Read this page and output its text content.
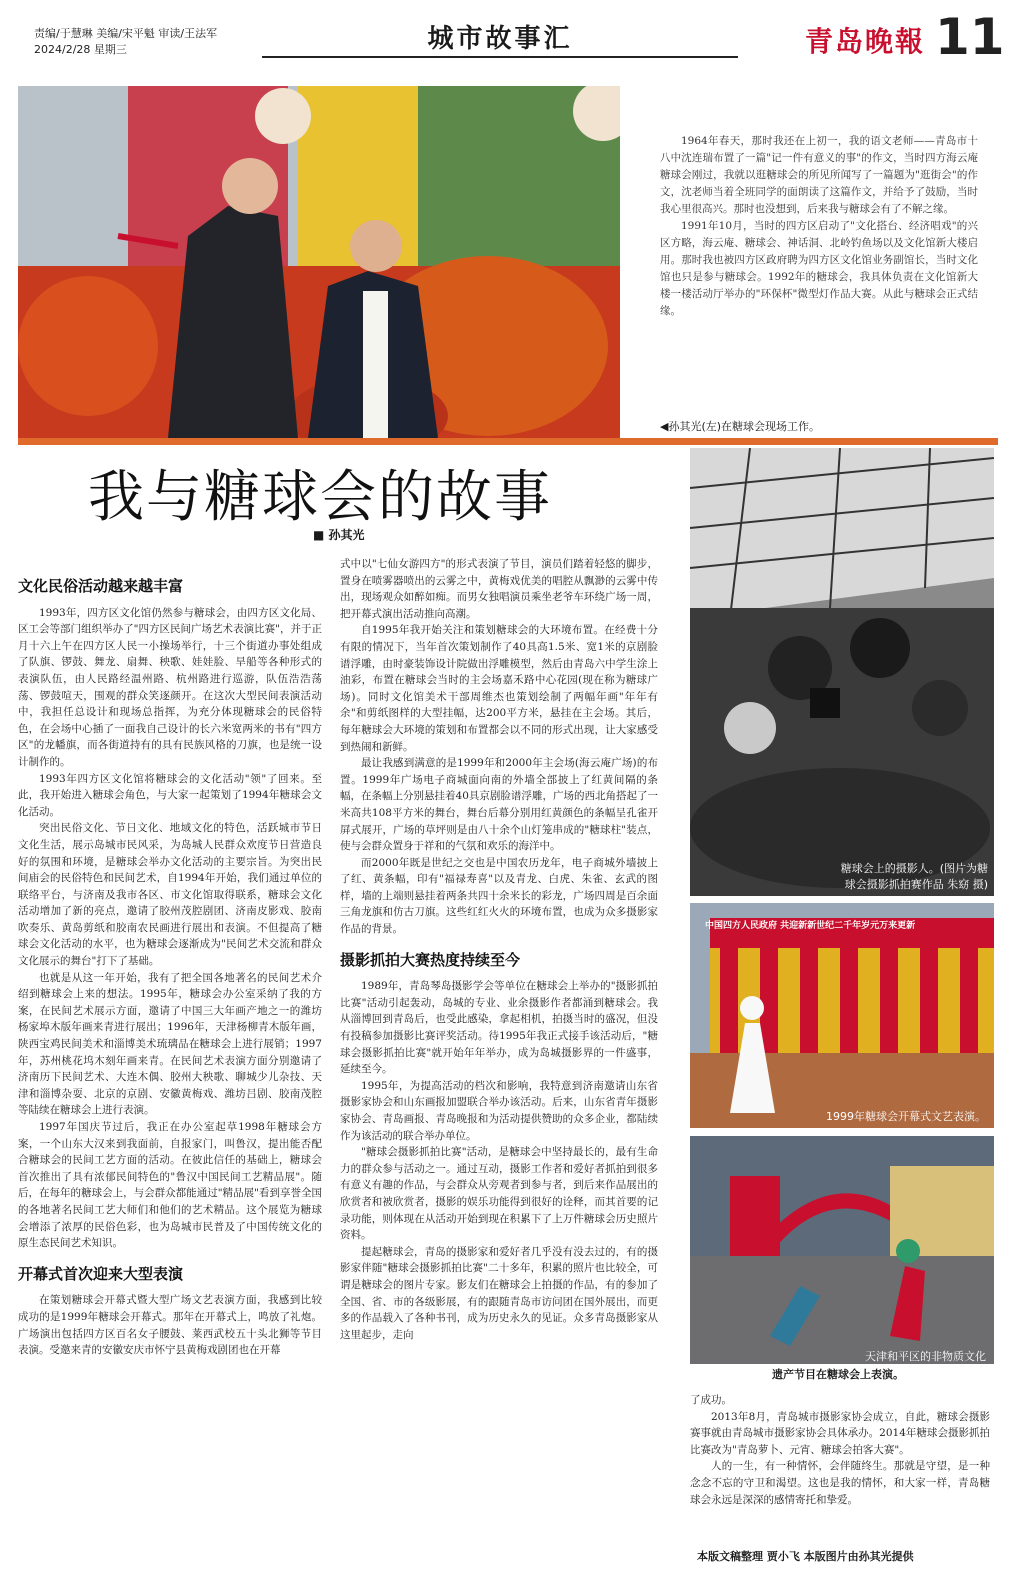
责编/于慧琳 美编/宋平魁 审读/王法军
2024/2/28 星期三	城市故事汇	青岛晚報 11

1964年春天，那时我还在上初一，我的语文老师——青岛市十八中沈连瑞布置了一篇"记一件有意义的事"的作文，当时四方海云庵糖球会刚过，我就以逛糖球会的所见所闻写了一篇题为"逛街会"的作文，沈老师当着全班同学的面朗读了这篇作文，并给予了鼓励，当时我心里很高兴。那时也没想到，后来我与糖球会有了不解之缘。

1991年10月，当时的四方区启动了"文化搭台、经济唱戏"的兴区方略，海云庵、糖球会、神话洞、北岭钓鱼场以及文化馆新大楼启用。那时我也被四方区政府聘为四方区文化馆业务副馆长，当时文化馆也只是参与糖球会。1992年的糖球会，我具体负责在文化馆新大楼一楼活动厅举办的"环保杯"微型灯作品大赛。从此与糖球会正式结缘。

◀孙其光(左)在糖球会现场工作。
我与糖球会的故事
■ 孙其光
文化民俗活动越来越丰富

1993年，四方区文化馆仍然参与糖球会，由四方区文化局、区工会等部门组织举办了"四方区民间广场艺术表演比赛"，并于正月十六上午在四方区人民一小操场举行，十三个街道办事处组成了队旗、锣鼓、舞龙、扇舞、秧歌、娃娃脸、旱船等各种形式的表演队伍，由人民路经温州路、杭州路进行巡游，队伍浩浩荡荡、锣鼓喧天，围观的群众笑逐颜开。在这次大型民间表演活动中，我担任总设计和现场总指挥，为充分体现糖球会的民俗特色，在会场中心插了一面我自己设计的长六米宽两米的书有"四方区"的龙幡旗，而各街道持有的具有民族风格的刀旗，也是统一设计制作的。

1993年四方区文化馆将糖球会的文化活动"领"了回来。至此，我开始进入糖球会角色，与大家一起策划了1994年糖球会文化活动。

突出民俗文化、节日文化、地域文化的特色，活跃城市节日文化生活，展示岛城市民风采，为岛城人民群众欢度节日营造良好的氛围和环境，是糖球会举办文化活动的主要宗旨。为突出民间庙会的民俗特色和民间艺术，自1994年开始，我们通过单位的联络平台，与济南及我市各区、市文化馆取得联系，糖球会文化活动增加了新的亮点，邀请了胶州茂腔剧团、济南皮影戏、胶南吹奏乐、黄岛剪纸和胶南农民画进行展出和表演。不但提高了糖球会文化活动的水平，也为糖球会逐渐成为"民间艺术交流和群众文化展示的舞台"打下了基础。

也就是从这一年开始，我有了把全国各地著名的民间艺术介绍到糖球会上来的想法。1995年，糖球会办公室采纳了我的方案，在民间艺术展示方面，邀请了中国三大年画产地之一的潍坊杨家埠木版年画来青进行展出；1996年，天津杨柳青木版年画，陕西宝鸡民间美术和淄博美术琉璃品在糖球会上进行展销；1997年，苏州桃花坞木刻年画来青。在民间艺术表演方面分别邀请了济南历下民间艺术、大连木偶、胶州大秧歌、聊城少儿杂技、天津和淄博杂耍、北京的京剧、安徽黄梅戏、潍坊吕剧、胶南茂腔等陆续在糖球会上进行表演。

1997年国庆节过后，我正在办公室起草1998年糖球会方案，一个山东大汉来到我面前，自报家门，叫鲁汉，提出能否配合糖球会的民间工艺方面的活动。在彼此信任的基础上，糖球会首次推出了具有浓郁民间特色的"鲁汉中国民间工艺精品展"。随后，在每年的糖球会上，与会群众都能通过"精品展"看到享誉全国的各地著名民间工艺大师们和他们的艺术精品。这个展览为糖球会增添了浓厚的民俗色彩，也为岛城市民普及了中国传统文化的原生态民间艺术知识。

开幕式首次迎来大型表演

在策划糖球会开幕式暨大型广场文艺表演方面，我感到比较成功的是1999年糖球会开幕式。那年在开幕式上，鸣放了礼炮。广场演出包括四方区百名女子腰鼓、莱西武校五十头北狮等节目表演。受邀来青的安徽安庆市怀宁县黄梅戏剧团也在开幕

式中以"七仙女游四方"的形式表演了节目，演员们踏着轻悠的脚步，置身在喷雾器喷出的云雾之中，黄梅戏优美的唱腔从飘渺的云雾中传出，现场观众如醉如痴。而男女独唱演员乘坐老爷车环绕广场一周，把开幕式演出活动推向高潮。

自1995年我开始关注和策划糖球会的大环境布置。在经费十分有限的情况下，当年首次策划制作了40具高1.5米、宽1米的京剧脸谱浮雕，由时豪装饰设计院做出浮雕模型，然后由青岛六中学生涂上油彩，布置在糖球会当时的主会场嘉禾路中心花园(现在称为糖球广场)。同时文化馆美术干部周维杰也策划绘制了两幅年画"年年有余"和剪纸图样的大型挂幅，达200平方米，悬挂在主会场。其后，每年糖球会大环境的策划和布置都会以不同的形式出现，让大家感受到热闹和新鲜。

最让我感到满意的是1999年和2000年主会场(海云庵广场)的布置。1999年广场电子商城面向南的外墙全部披上了红黄间隔的条幅，在条幅上分别悬挂着40具京剧脸谱浮雕，广场的西北角搭起了一米高共108平方米的舞台，舞台后幕分别用红黄颜色的条幅呈孔雀开屏式展开，广场的草坪则是由八十余个山灯笼串成的"糖球柱"装点，使与会群众置身于祥和的气氛和欢乐的海洋中。

而2000年既是世纪之交也是中国农历龙年，电子商城外墙披上了红、黄条幅，印有"福禄寿喜"以及青龙、白虎、朱雀、玄武的图样，墙的上端则悬挂着两条共四十余米长的彩龙，广场四周是百余面三角龙旗和仿古刀旗。这些红红火火的环境布置，也成为众多摄影家作品的背景。

摄影抓拍大赛热度持续至今

1989年，青岛琴岛摄影学会等单位在糖球会上举办的"摄影抓拍比赛"活动引起轰动，岛城的专业、业余摄影作者都涌到糖球会。我从淄博回到青岛后，也受此感染，拿起相机，拍摄当时的盛况，但没有投稿参加摄影比赛评奖活动。待1995年我正式接手该活动后，"糖球会摄影抓拍比赛"就开始年年举办，成为岛城摄影界的一件盛事，延续至今。

1995年，为提高活动的档次和影响，我特意到济南邀请山东省摄影家协会和山东画报加盟联合举办该活动。后来，山东省青年摄影家协会、青岛画报、青岛晚报和为活动提供赞助的众多企业，都陆续作为该活动的联合举办单位。

"糖球会摄影抓拍比赛"活动，是糖球会中坚持最长的，最有生命力的群众参与活动之一。通过互动，摄影工作者和爱好者抓拍到很多有意义有趣的作品，与会群众从旁观者到参与者，到后来作品展出的欣赏者和被欣赏者，摄影的娱乐功能得到很好的诠释，而其首要的记录功能，则体现在从活动开始到现在积累下了上万件糖球会历史照片资料。

提起糖球会，青岛的摄影家和爱好者几乎没有没去过的，有的摄影家伴随"糖球会摄影抓拍比赛"二十多年，积累的照片也比较全，可谓是糖球会的图片专家。影友们在糖球会上拍摄的作品，有的参加了全国、省、市的各级影展，有的跟随青岛市访问团在国外展出，而更多的作品载入了各种书刊，成为历史永久的见证。众多青岛摄影家从这里起步，走向

糖球会上的摄影人。(图片为糖
球会摄影抓拍赛作品 朱窈 摄)
1999年糖球会开幕式文艺表演。
中国四方人民政府 共迎新新世纪二千年岁元万来更新
天津和平区的非物质文化
遗产节目在糖球会上表演。

了成功。

2013年8月，青岛城市摄影家协会成立，自此，糖球会摄影赛事就由青岛城市摄影家协会具体承办。2014年糖球会摄影抓拍比赛改为"青岛萝卜、元宵、糖球会拍客大赛"。

人的一生，有一种情怀，会伴随终生。那就是守望，是一种念念不忘的守卫和渴望。这也是我的情怀，和大家一样，青岛糖球会永远是深深的感情寄托和挚爱。

本版文稿整理 贾小飞 本版图片由孙其光提供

################

- WORK REQUIRED:
Leave the images out, please, and restate each line word for word.

- ANSWER TO THE EXERCISE:
Read this page and output its text content.
责编/于慧琳 美编/宋平魁 审读/王法军
2024/2/28 星期三	城市故事汇	青岛晚報 11

1964年春天，那时我还在上初一，我的语文老师——青岛市十八中沈连瑞布置了一篇"记一件有意义的事"的作文，当时四方海云庵糖球会刚过，我就以逛糖球会的所见所闻写了一篇题为"逛街会"的作文，沈老师当着全班同学的面朗读了这篇作文，并给予了鼓励，当时我心里很高兴。那时也没想到，后来我与糖球会有了不解之缘。

1991年10月，当时的四方区启动了"文化搭台、经济唱戏"的兴区方略，海云庵、糖球会、神话洞、北岭钓鱼场以及文化馆新大楼启用。那时我也被四方区政府聘为四方区文化馆业务副馆长，当时文化馆也只是参与糖球会。1992年的糖球会，我具体负责在文化馆新大楼一楼活动厅举办的"环保杯"微型灯作品大赛。从此与糖球会正式结缘。

◀孙其光(左)在糖球会现场工作。
我与糖球会的故事
■ 孙其光
文化民俗活动越来越丰富

1993年，四方区文化馆仍然参与糖球会，由四方区文化局、区工会等部门组织举办了"四方区民间广场艺术表演比赛"，并于正月十六上午在四方区人民一小操场举行，十三个街道办事处组成了队旗、锣鼓、舞龙、扇舞、秧歌、娃娃脸、旱船等各种形式的表演队伍，由人民路经温州路、杭州路进行巡游，队伍浩浩荡荡、锣鼓喧天，围观的群众笑逐颜开。在这次大型民间表演活动中，我担任总设计和现场总指挥，为充分体现糖球会的民俗特色，在会场中心插了一面我自己设计的长六米宽两米的书有"四方区"的龙幡旗，而各街道持有的具有民族风格的刀旗，也是统一设计制作的。

1993年四方区文化馆将糖球会的文化活动"领"了回来。至此，我开始进入糖球会角色，与大家一起策划了1994年糖球会文化活动。

突出民俗文化、节日文化、地域文化的特色，活跃城市节日文化生活，展示岛城市民风采，为岛城人民群众欢度节日营造良好的氛围和环境，是糖球会举办文化活动的主要宗旨。为突出民间庙会的民俗特色和民间艺术，自1994年开始，我们通过单位的联络平台，与济南及我市各区、市文化馆取得联系，糖球会文化活动增加了新的亮点，邀请了胶州茂腔剧团、济南皮影戏、胶南吹奏乐、黄岛剪纸和胶南农民画进行展出和表演。不但提高了糖球会文化活动的水平，也为糖球会逐渐成为"民间艺术交流和群众文化展示的舞台"打下了基础。

也就是从这一年开始，我有了把全国各地著名的民间艺术介绍到糖球会上来的想法。1995年，糖球会办公室采纳了我的方案，在民间艺术展示方面，邀请了中国三大年画产地之一的潍坊杨家埠木版年画来青进行展出；1996年，天津杨柳青木版年画，陕西宝鸡民间美术和淄博美术琉璃品在糖球会上进行展销；1997年，苏州桃花坞木刻年画来青。在民间艺术表演方面分别邀请了济南历下民间艺术、大连木偶、胶州大秧歌、聊城少儿杂技、天津和淄博杂耍、北京的京剧、安徽黄梅戏、潍坊吕剧、胶南茂腔等陆续在糖球会上进行表演。

1997年国庆节过后，我正在办公室起草1998年糖球会方案，一个山东大汉来到我面前，自报家门，叫鲁汉，提出能否配合糖球会的民间工艺方面的活动。在彼此信任的基础上，糖球会首次推出了具有浓郁民间特色的"鲁汉中国民间工艺精品展"。随后，在每年的糖球会上，与会群众都能通过"精品展"看到享誉全国的各地著名民间工艺大师们和他们的艺术精品。这个展览为糖球会增添了浓厚的民俗色彩，也为岛城市民普及了中国传统文化的原生态民间艺术知识。

开幕式首次迎来大型表演

在策划糖球会开幕式暨大型广场文艺表演方面，我感到比较成功的是1999年糖球会开幕式。那年在开幕式上，鸣放了礼炮。广场演出包括四方区百名女子腰鼓、莱西武校五十头北狮等节目表演。受邀来青的安徽安庆市怀宁县黄梅戏剧团也在开幕

式中以"七仙女游四方"的形式表演了节目，演员们踏着轻悠的脚步，置身在喷雾器喷出的云雾之中，黄梅戏优美的唱腔从飘渺的云雾中传出，现场观众如醉如痴。而男女独唱演员乘坐老爷车环绕广场一周，把开幕式演出活动推向高潮。

自1995年我开始关注和策划糖球会的大环境布置。在经费十分有限的情况下，当年首次策划制作了40具高1.5米、宽1米的京剧脸谱浮雕，由时豪装饰设计院做出浮雕模型，然后由青岛六中学生涂上油彩，布置在糖球会当时的主会场嘉禾路中心花园(现在称为糖球广场)。同时文化馆美术干部周维杰也策划绘制了两幅年画"年年有余"和剪纸图样的大型挂幅，达200平方米，悬挂在主会场。其后，每年糖球会大环境的策划和布置都会以不同的形式出现，让大家感受到热闹和新鲜。

最让我感到满意的是1999年和2000年主会场(海云庵广场)的布置。1999年广场电子商城面向南的外墙全部披上了红黄间隔的条幅，在条幅上分别悬挂着40具京剧脸谱浮雕，广场的西北角搭起了一米高共108平方米的舞台，舞台后幕分别用红黄颜色的条幅呈孔雀开屏式展开，广场的草坪则是由八十余个山灯笼串成的"糖球柱"装点，使与会群众置身于祥和的气氛和欢乐的海洋中。

而2000年既是世纪之交也是中国农历龙年，电子商城外墙披上了红、黄条幅，印有"福禄寿喜"以及青龙、白虎、朱雀、玄武的图样，墙的上端则悬挂着两条共四十余米长的彩龙，广场四周是百余面三角龙旗和仿古刀旗。这些红红火火的环境布置，也成为众多摄影家作品的背景。

摄影抓拍大赛热度持续至今

1989年，青岛琴岛摄影学会等单位在糖球会上举办的"摄影抓拍比赛"活动引起轰动，岛城的专业、业余摄影作者都涌到糖球会。我从淄博回到青岛后，也受此感染，拿起相机，拍摄当时的盛况，但没有投稿参加摄影比赛评奖活动。待1995年我正式接手该活动后，"糖球会摄影抓拍比赛"就开始年年举办，成为岛城摄影界的一件盛事，延续至今。

1995年，为提高活动的档次和影响，我特意到济南邀请山东省摄影家协会和山东画报加盟联合举办该活动。后来，山东省青年摄影家协会、青岛画报、青岛晚报和为活动提供赞助的众多企业，都陆续作为该活动的联合举办单位。

"糖球会摄影抓拍比赛"活动，是糖球会中坚持最长的，最有生命力的群众参与活动之一。通过互动，摄影工作者和爱好者抓拍到很多有意义有趣的作品，与会群众从旁观者到参与者，到后来作品展出的欣赏者和被欣赏者，摄影的娱乐功能得到很好的诠释，而其首要的记录功能，则体现在从活动开始到现在积累下了上万件糖球会历史照片资料。

提起糖球会，青岛的摄影家和爱好者几乎没有没去过的，有的摄影家伴随"糖球会摄影抓拍比赛"二十多年，积累的照片也比较全，可谓是糖球会的图片专家。影友们在糖球会上拍摄的作品，有的参加了全国、省、市的各级影展，有的跟随青岛市访问团在国外展出，而更多的作品载入了各种书刊，成为历史永久的见证。众多青岛摄影家从这里起步，走向

糖球会上的摄影人。(图片为糖
球会摄影抓拍赛作品 朱窈 摄)
1999年糖球会开幕式文艺表演。
中国四方人民政府 共迎新新世纪二千年岁元万来更新
天津和平区的非物质文化
遗产节目在糖球会上表演。

了成功。

2013年8月，青岛城市摄影家协会成立，自此，糖球会摄影赛事就由青岛城市摄影家协会具体承办。2014年糖球会摄影抓拍比赛改为"青岛萝卜、元宵、糖球会拍客大赛"。

人的一生，有一种情怀，会伴随终生。那就是守望，是一种念念不忘的守卫和渴望。这也是我的情怀，和大家一样，青岛糖球会永远是深深的感情寄托和挚爱。

本版文稿整理 贾小飞 本版图片由孙其光提供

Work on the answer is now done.